#### Article ####

A state law or state policy which interferes with or regulates interstate commerce, is void because it is exclusively within the power of Congress to regulate such commerce and such power has been exercised by the Interstate Commerce Act of 1887.

A State cannot interfere, whether by an act passed before the Interstate Commerce Act, or thereafter, or by its so-called common law, or by its so-called public policy. If there is any public policy of Pennsylvania which condemns the contract, it cannot be one found in the common law of the United States. This court has so said. It must be the result of something peculiar to the law of Pennsylvania. The purpose of the Interstate Commerce Act of 1887 and as amended was to compel the exaction of reasonable rates; to bring about shipments connectedly and continuously from one State to another; to bring about by agreements between the carriers the establishment of joint rates; to compel the publication of such joint rates for through traffic; and to prohibit departures from the rates as published. See original act 24 Stats. U.S. 379, 382, and amendments, 25 Stat. 855, 856.

No State could prescribe to a common carrier engaged in interstate transportation its rates for such transportation. It can compel neither the raising nor the lowering of the same. It necessarily raises the rate of interstate carriage if it deprives the carrier and shipper of the ability to make bargains upon terms mutually satisfactory, which bring about a reduction of the cost of transportation. Hall v. DeCuir, 95 U.S. 485; Wabash c. Ry. Co. v. Illinois, 118 U.S. 557, 572, and cases cited; C.C.C. St. L. Ry. Co. v. Illinois, 177 U.S. 514.

A state statute, valid before an act of Congress, must yield to the latter. Kaukauna Co. v. Green Bay c. Canal, 142 U.S. 254.

#### Entries ####

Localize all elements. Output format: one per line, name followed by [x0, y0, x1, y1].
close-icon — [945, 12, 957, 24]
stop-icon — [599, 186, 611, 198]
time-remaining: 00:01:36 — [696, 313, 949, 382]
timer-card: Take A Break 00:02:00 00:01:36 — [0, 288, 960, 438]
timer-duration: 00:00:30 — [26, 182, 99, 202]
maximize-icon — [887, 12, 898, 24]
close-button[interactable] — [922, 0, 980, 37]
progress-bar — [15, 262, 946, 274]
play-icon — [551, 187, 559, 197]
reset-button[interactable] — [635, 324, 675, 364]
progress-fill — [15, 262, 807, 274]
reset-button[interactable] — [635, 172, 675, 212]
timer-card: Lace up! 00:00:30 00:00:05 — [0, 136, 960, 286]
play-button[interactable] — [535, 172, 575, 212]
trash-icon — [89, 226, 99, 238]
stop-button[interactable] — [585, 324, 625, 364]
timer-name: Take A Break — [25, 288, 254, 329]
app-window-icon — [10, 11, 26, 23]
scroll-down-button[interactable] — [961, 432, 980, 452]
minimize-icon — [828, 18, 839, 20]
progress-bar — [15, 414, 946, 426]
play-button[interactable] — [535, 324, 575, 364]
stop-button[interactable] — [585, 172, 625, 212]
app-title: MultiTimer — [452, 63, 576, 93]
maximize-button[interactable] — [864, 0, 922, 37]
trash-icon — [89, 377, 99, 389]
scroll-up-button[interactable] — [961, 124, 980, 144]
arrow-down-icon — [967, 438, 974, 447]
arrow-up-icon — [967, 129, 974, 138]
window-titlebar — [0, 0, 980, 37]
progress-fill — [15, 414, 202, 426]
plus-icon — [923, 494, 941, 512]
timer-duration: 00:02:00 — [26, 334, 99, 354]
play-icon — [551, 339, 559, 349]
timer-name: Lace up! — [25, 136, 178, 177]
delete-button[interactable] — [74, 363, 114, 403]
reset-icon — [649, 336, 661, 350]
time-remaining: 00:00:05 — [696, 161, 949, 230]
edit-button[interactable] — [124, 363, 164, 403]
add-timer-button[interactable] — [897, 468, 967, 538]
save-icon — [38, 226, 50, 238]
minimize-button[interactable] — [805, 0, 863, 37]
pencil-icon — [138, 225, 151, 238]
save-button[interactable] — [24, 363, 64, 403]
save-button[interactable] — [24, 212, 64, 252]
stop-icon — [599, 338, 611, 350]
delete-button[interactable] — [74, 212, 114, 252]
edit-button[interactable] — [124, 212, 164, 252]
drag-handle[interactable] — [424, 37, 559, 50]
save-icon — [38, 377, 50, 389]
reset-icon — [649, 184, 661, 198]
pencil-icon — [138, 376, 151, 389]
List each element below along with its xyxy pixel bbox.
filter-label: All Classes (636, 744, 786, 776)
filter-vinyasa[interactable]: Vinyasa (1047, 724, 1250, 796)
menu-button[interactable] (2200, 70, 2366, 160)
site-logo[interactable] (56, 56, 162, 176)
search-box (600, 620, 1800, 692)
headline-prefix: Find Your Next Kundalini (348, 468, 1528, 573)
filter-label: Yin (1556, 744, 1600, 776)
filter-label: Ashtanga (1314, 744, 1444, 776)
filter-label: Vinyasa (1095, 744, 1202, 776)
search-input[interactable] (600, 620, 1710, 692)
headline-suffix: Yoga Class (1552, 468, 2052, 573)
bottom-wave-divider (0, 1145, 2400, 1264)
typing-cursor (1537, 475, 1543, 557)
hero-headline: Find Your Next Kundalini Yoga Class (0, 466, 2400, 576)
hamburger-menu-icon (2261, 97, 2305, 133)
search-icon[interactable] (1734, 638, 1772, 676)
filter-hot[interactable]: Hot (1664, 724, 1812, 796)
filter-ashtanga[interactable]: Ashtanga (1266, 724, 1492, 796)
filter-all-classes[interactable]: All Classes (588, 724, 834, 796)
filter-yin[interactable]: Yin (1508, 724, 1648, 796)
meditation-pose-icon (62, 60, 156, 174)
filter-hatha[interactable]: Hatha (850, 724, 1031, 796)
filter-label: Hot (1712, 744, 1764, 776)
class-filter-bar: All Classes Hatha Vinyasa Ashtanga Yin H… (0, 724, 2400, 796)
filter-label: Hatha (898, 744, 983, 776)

####

_Problems to solve:_
• a. Copy the part of the passage on interstate commerce starting with "A state law" and going on through "Act of 1887.".
• b. Please repeat the rows starting with the first row and going on through the row with "reset-icon — [649, 336, 661, 350]", both included.
The passage on interstate commerce and the rows have no connection to each other.

_Answers below:_
• a.
A state law or state policy which interferes with or regulates interstate commerce, is void because it is exclusively within the power of Congress to regulate such commerce and such power has been exercised by the Interstate Commerce Act of 1887.

• b.
Localize all elements. Output format: one per line, name followed by [x0, y0, x1, y1].
close-icon — [945, 12, 957, 24]
stop-icon — [599, 186, 611, 198]
time-remaining: 00:01:36 — [696, 313, 949, 382]
timer-card: Take A Break 00:02:00 00:01:36 — [0, 288, 960, 438]
timer-duration: 00:00:30 — [26, 182, 99, 202]
maximize-icon — [887, 12, 898, 24]
close-button[interactable] — [922, 0, 980, 37]
progress-bar — [15, 262, 946, 274]
play-icon — [551, 187, 559, 197]
reset-button[interactable] — [635, 324, 675, 364]
progress-fill — [15, 262, 807, 274]
reset-button[interactable] — [635, 172, 675, 212]
timer-card: Lace up! 00:00:30 00:00:05 — [0, 136, 960, 286]
play-button[interactable] — [535, 172, 575, 212]
trash-icon — [89, 226, 99, 238]
stop-button[interactable] — [585, 324, 625, 364]
timer-name: Take A Break — [25, 288, 254, 329]
app-window-icon — [10, 11, 26, 23]
scroll-down-button[interactable] — [961, 432, 980, 452]
minimize-icon — [828, 18, 839, 20]
progress-bar — [15, 414, 946, 426]
play-button[interactable] — [535, 324, 575, 364]
stop-button[interactable] — [585, 172, 625, 212]
app-title: MultiTimer — [452, 63, 576, 93]
maximize-button[interactable] — [864, 0, 922, 37]
trash-icon — [89, 377, 99, 389]
scroll-up-button[interactable] — [961, 124, 980, 144]
arrow-down-icon — [967, 438, 974, 447]
arrow-up-icon — [967, 129, 974, 138]
window-titlebar — [0, 0, 980, 37]
progress-fill — [15, 414, 202, 426]
plus-icon — [923, 494, 941, 512]
timer-duration: 00:02:00 — [26, 334, 99, 354]
play-icon — [551, 339, 559, 349]
timer-name: Lace up! — [25, 136, 178, 177]
delete-button[interactable] — [74, 363, 114, 403]
reset-icon — [649, 336, 661, 350]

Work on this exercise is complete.